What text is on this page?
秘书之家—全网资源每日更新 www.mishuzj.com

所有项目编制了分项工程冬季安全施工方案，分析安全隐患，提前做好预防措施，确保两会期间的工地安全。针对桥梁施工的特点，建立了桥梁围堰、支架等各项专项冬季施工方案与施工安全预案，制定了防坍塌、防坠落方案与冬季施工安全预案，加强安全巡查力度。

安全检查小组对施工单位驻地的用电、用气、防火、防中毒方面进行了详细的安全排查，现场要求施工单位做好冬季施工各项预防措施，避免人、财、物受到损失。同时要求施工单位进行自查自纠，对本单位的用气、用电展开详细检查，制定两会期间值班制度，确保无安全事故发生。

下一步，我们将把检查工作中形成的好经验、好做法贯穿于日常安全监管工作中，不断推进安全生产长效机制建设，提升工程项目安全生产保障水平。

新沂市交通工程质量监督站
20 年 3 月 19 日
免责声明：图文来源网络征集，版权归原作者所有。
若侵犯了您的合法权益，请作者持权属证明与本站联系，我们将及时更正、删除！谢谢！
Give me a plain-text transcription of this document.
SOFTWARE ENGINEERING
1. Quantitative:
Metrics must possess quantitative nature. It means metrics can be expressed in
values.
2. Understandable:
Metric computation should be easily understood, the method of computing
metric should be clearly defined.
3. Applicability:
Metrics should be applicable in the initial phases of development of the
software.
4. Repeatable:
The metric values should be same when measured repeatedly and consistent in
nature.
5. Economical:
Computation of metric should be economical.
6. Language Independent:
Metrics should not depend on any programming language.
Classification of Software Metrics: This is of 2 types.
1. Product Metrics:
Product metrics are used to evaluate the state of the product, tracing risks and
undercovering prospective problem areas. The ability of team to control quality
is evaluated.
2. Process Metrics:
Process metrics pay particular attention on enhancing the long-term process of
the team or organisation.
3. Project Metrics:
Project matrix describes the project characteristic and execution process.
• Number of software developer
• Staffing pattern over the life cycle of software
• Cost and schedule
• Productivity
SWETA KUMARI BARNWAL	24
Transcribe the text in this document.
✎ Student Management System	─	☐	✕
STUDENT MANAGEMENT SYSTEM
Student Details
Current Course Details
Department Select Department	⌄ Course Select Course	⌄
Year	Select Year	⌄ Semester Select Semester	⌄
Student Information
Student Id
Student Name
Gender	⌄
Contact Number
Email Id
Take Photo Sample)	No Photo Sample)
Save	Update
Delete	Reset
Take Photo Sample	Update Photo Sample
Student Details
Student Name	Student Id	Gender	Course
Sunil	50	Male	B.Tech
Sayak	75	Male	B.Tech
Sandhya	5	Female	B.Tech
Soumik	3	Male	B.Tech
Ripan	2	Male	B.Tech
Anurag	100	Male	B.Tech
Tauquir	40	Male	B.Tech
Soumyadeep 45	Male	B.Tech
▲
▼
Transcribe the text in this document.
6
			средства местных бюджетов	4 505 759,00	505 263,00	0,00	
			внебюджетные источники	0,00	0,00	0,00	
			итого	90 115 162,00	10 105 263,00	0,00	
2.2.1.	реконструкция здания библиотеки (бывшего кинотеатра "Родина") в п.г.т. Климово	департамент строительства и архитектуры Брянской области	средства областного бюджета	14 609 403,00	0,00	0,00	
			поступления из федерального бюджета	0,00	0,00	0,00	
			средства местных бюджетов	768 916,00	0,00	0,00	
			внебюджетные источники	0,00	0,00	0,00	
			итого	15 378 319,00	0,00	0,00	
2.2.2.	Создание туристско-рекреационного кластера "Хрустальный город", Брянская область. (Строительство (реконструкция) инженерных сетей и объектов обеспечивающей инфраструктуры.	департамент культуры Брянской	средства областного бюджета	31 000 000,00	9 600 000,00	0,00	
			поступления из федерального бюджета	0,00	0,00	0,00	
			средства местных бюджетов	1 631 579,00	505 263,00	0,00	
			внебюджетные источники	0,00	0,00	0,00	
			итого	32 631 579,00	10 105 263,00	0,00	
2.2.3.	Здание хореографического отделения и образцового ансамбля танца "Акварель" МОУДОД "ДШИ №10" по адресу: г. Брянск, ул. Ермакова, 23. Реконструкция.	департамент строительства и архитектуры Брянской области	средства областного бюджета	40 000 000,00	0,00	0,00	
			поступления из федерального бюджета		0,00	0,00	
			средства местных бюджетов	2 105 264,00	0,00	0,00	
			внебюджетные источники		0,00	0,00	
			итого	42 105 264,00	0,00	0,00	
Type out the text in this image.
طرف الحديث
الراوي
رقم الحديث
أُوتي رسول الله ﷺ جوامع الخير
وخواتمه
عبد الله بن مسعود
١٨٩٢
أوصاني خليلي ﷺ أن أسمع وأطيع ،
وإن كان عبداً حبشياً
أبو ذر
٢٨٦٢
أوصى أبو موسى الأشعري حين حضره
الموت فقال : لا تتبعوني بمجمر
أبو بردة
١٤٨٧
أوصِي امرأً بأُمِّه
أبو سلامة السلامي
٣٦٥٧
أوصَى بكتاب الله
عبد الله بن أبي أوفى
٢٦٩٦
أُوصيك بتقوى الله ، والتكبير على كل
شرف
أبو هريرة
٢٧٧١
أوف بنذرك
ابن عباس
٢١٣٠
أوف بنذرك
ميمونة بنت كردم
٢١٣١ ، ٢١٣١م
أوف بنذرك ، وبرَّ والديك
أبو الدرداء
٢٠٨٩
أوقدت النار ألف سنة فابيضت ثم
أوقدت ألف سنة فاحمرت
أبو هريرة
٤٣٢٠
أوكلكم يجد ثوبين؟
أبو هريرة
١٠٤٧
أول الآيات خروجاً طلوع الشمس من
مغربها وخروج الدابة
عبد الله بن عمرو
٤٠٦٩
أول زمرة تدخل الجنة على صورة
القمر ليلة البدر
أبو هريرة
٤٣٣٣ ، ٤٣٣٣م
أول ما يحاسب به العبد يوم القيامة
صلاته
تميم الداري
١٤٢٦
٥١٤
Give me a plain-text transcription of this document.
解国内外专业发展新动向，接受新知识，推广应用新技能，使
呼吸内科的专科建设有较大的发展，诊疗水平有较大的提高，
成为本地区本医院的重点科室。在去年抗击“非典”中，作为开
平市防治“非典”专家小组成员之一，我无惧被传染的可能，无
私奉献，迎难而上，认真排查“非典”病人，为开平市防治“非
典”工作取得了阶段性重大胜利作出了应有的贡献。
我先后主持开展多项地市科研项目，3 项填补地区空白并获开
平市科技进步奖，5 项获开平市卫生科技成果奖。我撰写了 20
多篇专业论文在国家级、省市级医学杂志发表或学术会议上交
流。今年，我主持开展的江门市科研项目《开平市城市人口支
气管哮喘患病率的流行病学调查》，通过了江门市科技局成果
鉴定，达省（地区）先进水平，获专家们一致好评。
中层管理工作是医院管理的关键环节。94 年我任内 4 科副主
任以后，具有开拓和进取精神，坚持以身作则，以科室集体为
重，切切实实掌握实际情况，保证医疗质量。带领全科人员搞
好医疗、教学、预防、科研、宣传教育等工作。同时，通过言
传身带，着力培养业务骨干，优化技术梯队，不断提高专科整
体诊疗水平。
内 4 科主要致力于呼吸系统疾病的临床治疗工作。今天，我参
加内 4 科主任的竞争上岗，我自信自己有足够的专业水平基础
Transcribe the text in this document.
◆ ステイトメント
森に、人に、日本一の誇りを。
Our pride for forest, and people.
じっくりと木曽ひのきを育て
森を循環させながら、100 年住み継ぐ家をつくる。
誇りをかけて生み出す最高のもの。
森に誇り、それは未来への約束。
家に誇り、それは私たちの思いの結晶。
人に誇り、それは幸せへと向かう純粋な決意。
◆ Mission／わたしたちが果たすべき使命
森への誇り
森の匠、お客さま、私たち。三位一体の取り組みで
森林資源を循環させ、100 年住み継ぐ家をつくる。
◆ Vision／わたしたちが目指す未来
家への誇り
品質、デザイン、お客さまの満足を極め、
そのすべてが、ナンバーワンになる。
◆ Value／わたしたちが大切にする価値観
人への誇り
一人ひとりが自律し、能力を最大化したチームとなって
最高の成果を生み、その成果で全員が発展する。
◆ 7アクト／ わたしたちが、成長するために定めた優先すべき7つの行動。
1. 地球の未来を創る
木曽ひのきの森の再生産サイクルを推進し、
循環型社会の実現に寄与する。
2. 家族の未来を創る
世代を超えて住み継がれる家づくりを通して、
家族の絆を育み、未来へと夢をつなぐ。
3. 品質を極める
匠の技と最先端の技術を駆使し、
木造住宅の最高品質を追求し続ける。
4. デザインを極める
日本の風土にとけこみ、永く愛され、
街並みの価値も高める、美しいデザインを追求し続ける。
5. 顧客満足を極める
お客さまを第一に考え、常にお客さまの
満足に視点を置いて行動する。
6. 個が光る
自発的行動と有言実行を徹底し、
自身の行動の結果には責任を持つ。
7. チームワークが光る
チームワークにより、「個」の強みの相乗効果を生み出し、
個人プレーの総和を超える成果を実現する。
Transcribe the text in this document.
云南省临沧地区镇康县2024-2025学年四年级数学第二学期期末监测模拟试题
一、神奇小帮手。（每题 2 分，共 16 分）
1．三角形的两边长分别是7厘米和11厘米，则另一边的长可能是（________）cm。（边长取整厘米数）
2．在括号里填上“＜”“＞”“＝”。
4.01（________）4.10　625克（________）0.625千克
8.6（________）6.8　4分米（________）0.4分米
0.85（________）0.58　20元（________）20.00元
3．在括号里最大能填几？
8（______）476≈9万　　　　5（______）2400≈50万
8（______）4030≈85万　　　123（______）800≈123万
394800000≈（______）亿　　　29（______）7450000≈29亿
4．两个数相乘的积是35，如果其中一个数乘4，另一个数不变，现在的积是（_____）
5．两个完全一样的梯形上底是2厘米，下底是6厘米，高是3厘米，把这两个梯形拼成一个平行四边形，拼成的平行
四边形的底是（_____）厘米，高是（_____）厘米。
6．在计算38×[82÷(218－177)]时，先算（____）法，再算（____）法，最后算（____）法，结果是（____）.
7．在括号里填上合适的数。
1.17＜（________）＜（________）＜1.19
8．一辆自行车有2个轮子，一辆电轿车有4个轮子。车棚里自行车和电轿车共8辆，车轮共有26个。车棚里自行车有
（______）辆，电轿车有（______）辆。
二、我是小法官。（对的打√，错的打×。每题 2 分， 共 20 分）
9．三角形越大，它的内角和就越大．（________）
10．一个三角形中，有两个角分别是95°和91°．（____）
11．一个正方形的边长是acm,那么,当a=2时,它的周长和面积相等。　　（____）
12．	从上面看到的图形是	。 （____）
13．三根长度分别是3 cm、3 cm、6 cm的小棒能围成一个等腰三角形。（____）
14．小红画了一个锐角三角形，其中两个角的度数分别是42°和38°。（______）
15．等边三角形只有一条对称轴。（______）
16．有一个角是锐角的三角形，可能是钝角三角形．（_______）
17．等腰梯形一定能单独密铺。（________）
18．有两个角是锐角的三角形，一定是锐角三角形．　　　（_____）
--------------------------------------------------
*Exercise directions*.
Locate each line with the word "местных" and copy it.

*Reply to the task*.
			средства местных бюджетов	4 505 759,00	505 263,00	0,00	
			средства местных бюджетов	768 916,00	0,00	0,00	
			средства местных бюджетов	1 631 579,00	505 263,00	0,00	
			средства местных бюджетов	2 105 264,00	0,00	0,00	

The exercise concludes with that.